## EXERCISE PROMPT
Copy out each line exactly; pictures stay out of the copy.

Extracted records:
##########
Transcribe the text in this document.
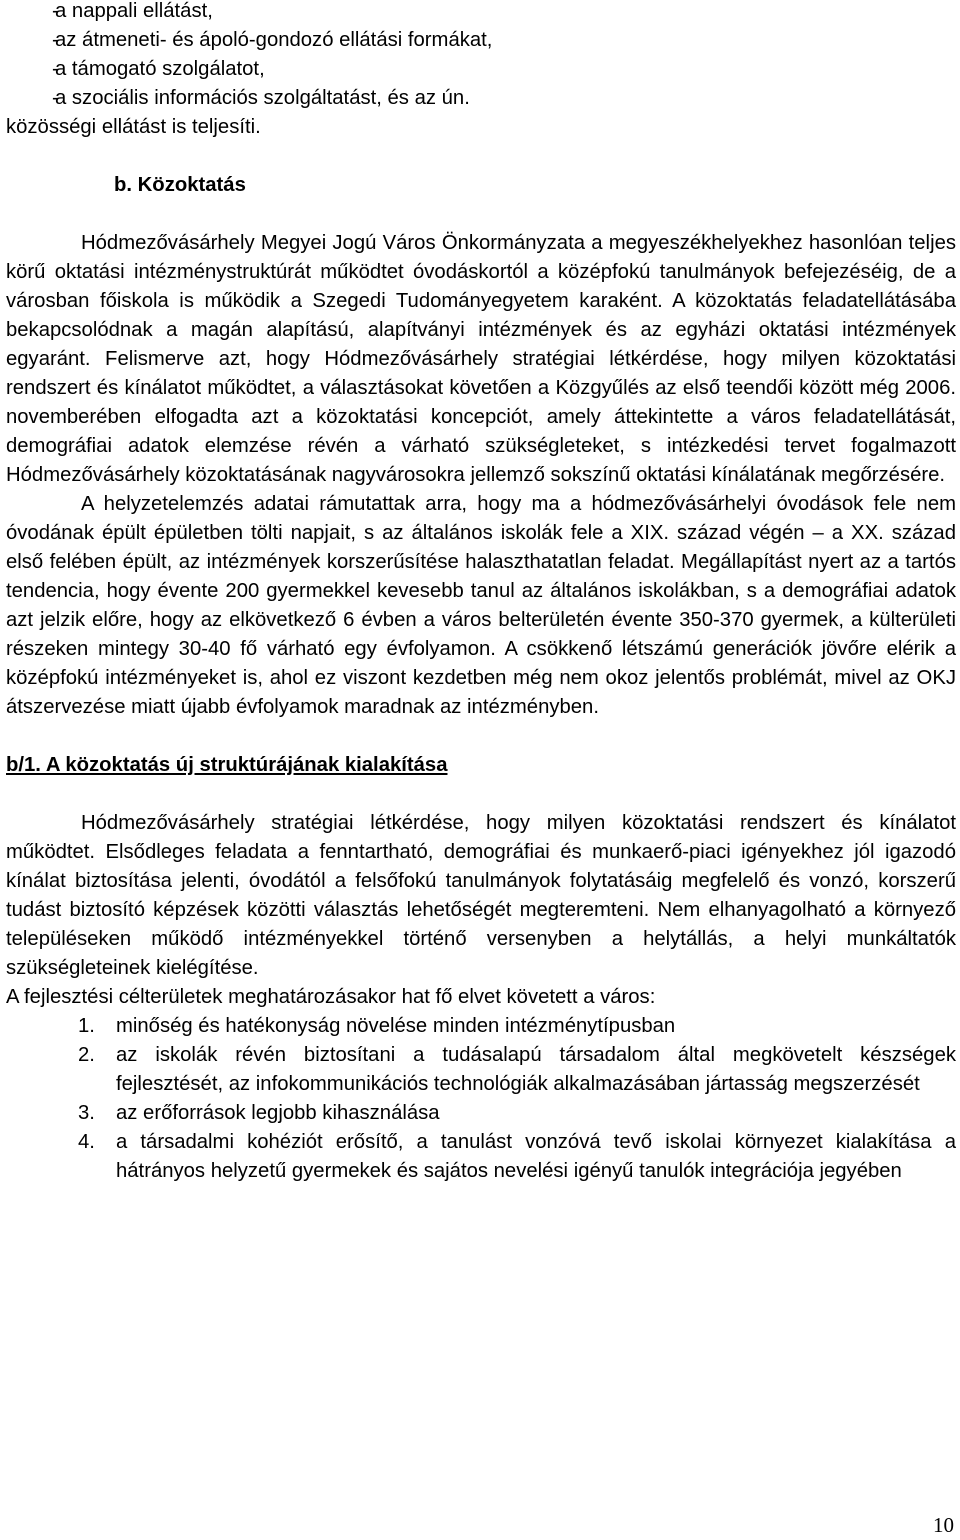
- a nappali ellátást,
- az átmeneti- és ápoló-gondozó ellátási formákat,
- a támogató szolgálatot,
- a szociális információs szolgáltatást, és az ún.

közösségi ellátást is teljesíti.

b. Közoktatás

Hódmezővásárhely Megyei Jogú Város Önkormányzata a megyeszékhelyekhez hasonlóan teljes körű oktatási intézménystruktúrát működtet óvodáskortól a középfokú tanulmányok befejezéséig, de a városban főiskola is működik a Szegedi Tudományegyetem karaként. A közoktatás feladatellátásába bekapcsolódnak a magán alapítású, alapítványi intézmények és az egyházi oktatási intézmények egyaránt. Felismerve azt, hogy Hódmezővásárhely stratégiai létkérdése, hogy milyen közoktatási rendszert és kínálatot működtet, a választásokat követően a Közgyűlés az első teendői között még 2006. novemberében elfogadta azt a közoktatási koncepciót, amely áttekintette a város feladatellátását, demográfiai adatok elemzése révén a várható szükségleteket, s intézkedési tervet fogalmazott Hódmezővásárhely közoktatásának nagyvárosokra jellemző sokszínű oktatási kínálatának megőrzésére.

A helyzetelemzés adatai rámutattak arra, hogy ma a hódmezővásárhelyi óvodások fele nem óvodának épült épületben tölti napjait, s az általános iskolák fele a XIX. század végén – a XX. század első felében épült, az intézmények korszerűsítése halaszthatatlan feladat. Megállapítást nyert az a tartós tendencia, hogy évente 200 gyermekkel kevesebb tanul az általános iskolákban, s a demográfiai adatok azt jelzik előre, hogy az elkövetkező 6 évben a város belterületén évente 350-370 gyermek, a külterületi részeken mintegy 30-40 fő várható egy évfolyamon. A csökkenő létszámú generációk jövőre elérik a középfokú intézményeket is, ahol ez viszont kezdetben még nem okoz jelentős problémát, mivel az OKJ átszervezése miatt újabb évfolyamok maradnak az intézményben.

b/1. A közoktatás új struktúrájának kialakítása

Hódmezővásárhely stratégiai létkérdése, hogy milyen közoktatási rendszert és kínálatot működtet. Elsődleges feladata a fenntartható, demográfiai és munkaerő-piaci igényekhez jól igazodó kínálat biztosítása jelenti, óvodától a felsőfokú tanulmányok folytatásáig megfelelő és vonzó, korszerű tudást biztosító képzések közötti választás lehetőségét megteremteni. Nem elhanyagolható a környező településeken működő intézményekkel történő versenyben a helytállás, a helyi munkáltatók szükségleteinek kielégítése.

A fejlesztési célterületek meghatározásakor hat fő elvet követett a város:

1. minőség és hatékonyság növelése minden intézménytípusban
2. az iskolák révén biztosítani a tudásalapú társadalom által megkövetelt készségek fejlesztését, az infokommunikációs technológiák alkalmazásában jártasság megszerzését
3. az erőforrások legjobb kihasználása
4. a társadalmi kohéziót erősítő, a tanulást vonzóvá tevő iskolai környezet kialakítása a hátrányos helyzetű gyermekek és sajátos nevelési igényű tanulók integrációja jegyében
10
##########
## RESPONSE
Transcribe the text in this document.
- a nappali ellátást,
- az átmeneti- és ápoló-gondozó ellátási formákat,
- a támogató szolgálatot,
- a szociális információs szolgáltatást, és az ún.

közösségi ellátást is teljesíti.

b. Közoktatás

Hódmezővásárhely Megyei Jogú Város Önkormányzata a megyeszékhelyekhez hasonlóan teljes körű oktatási intézménystruktúrát működtet óvodáskortól a középfokú tanulmányok befejezéséig, de a városban főiskola is működik a Szegedi Tudományegyetem karaként. A közoktatás feladatellátásába bekapcsolódnak a magán alapítású, alapítványi intézmények és az egyházi oktatási intézmények egyaránt. Felismerve azt, hogy Hódmezővásárhely stratégiai létkérdése, hogy milyen közoktatási rendszert és kínálatot működtet, a választásokat követően a Közgyűlés az első teendői között még 2006. novemberében elfogadta azt a közoktatási koncepciót, amely áttekintette a város feladatellátását, demográfiai adatok elemzése révén a várható szükségleteket, s intézkedési tervet fogalmazott Hódmezővásárhely közoktatásának nagyvárosokra jellemző sokszínű oktatási kínálatának megőrzésére.

A helyzetelemzés adatai rámutattak arra, hogy ma a hódmezővásárhelyi óvodások fele nem óvodának épült épületben tölti napjait, s az általános iskolák fele a XIX. század végén – a XX. század első felében épült, az intézmények korszerűsítése halaszthatatlan feladat. Megállapítást nyert az a tartós tendencia, hogy évente 200 gyermekkel kevesebb tanul az általános iskolákban, s a demográfiai adatok azt jelzik előre, hogy az elkövetkező 6 évben a város belterületén évente 350-370 gyermek, a külterületi részeken mintegy 30-40 fő várható egy évfolyamon. A csökkenő létszámú generációk jövőre elérik a középfokú intézményeket is, ahol ez viszont kezdetben még nem okoz jelentős problémát, mivel az OKJ átszervezése miatt újabb évfolyamok maradnak az intézményben.

b/1. A közoktatás új struktúrájának kialakítása

Hódmezővásárhely stratégiai létkérdése, hogy milyen közoktatási rendszert és kínálatot működtet. Elsődleges feladata a fenntartható, demográfiai és munkaerő-piaci igényekhez jól igazodó kínálat biztosítása jelenti, óvodától a felsőfokú tanulmányok folytatásáig megfelelő és vonzó, korszerű tudást biztosító képzések közötti választás lehetőségét megteremteni. Nem elhanyagolható a környező településeken működő intézményekkel történő versenyben a helytállás, a helyi munkáltatók szükségleteinek kielégítése.

A fejlesztési célterületek meghatározásakor hat fő elvet követett a város:

1. minőség és hatékonyság növelése minden intézménytípusban
2. az iskolák révén biztosítani a tudásalapú társadalom által megkövetelt készségek fejlesztését, az infokommunikációs technológiák alkalmazásában jártasság megszerzését
3. az erőforrások legjobb kihasználása
4. a társadalmi kohéziót erősítő, a tanulást vonzóvá tevő iskolai környezet kialakítása a hátrányos helyzetű gyermekek és sajátos nevelési igényű tanulók integrációja jegyében
10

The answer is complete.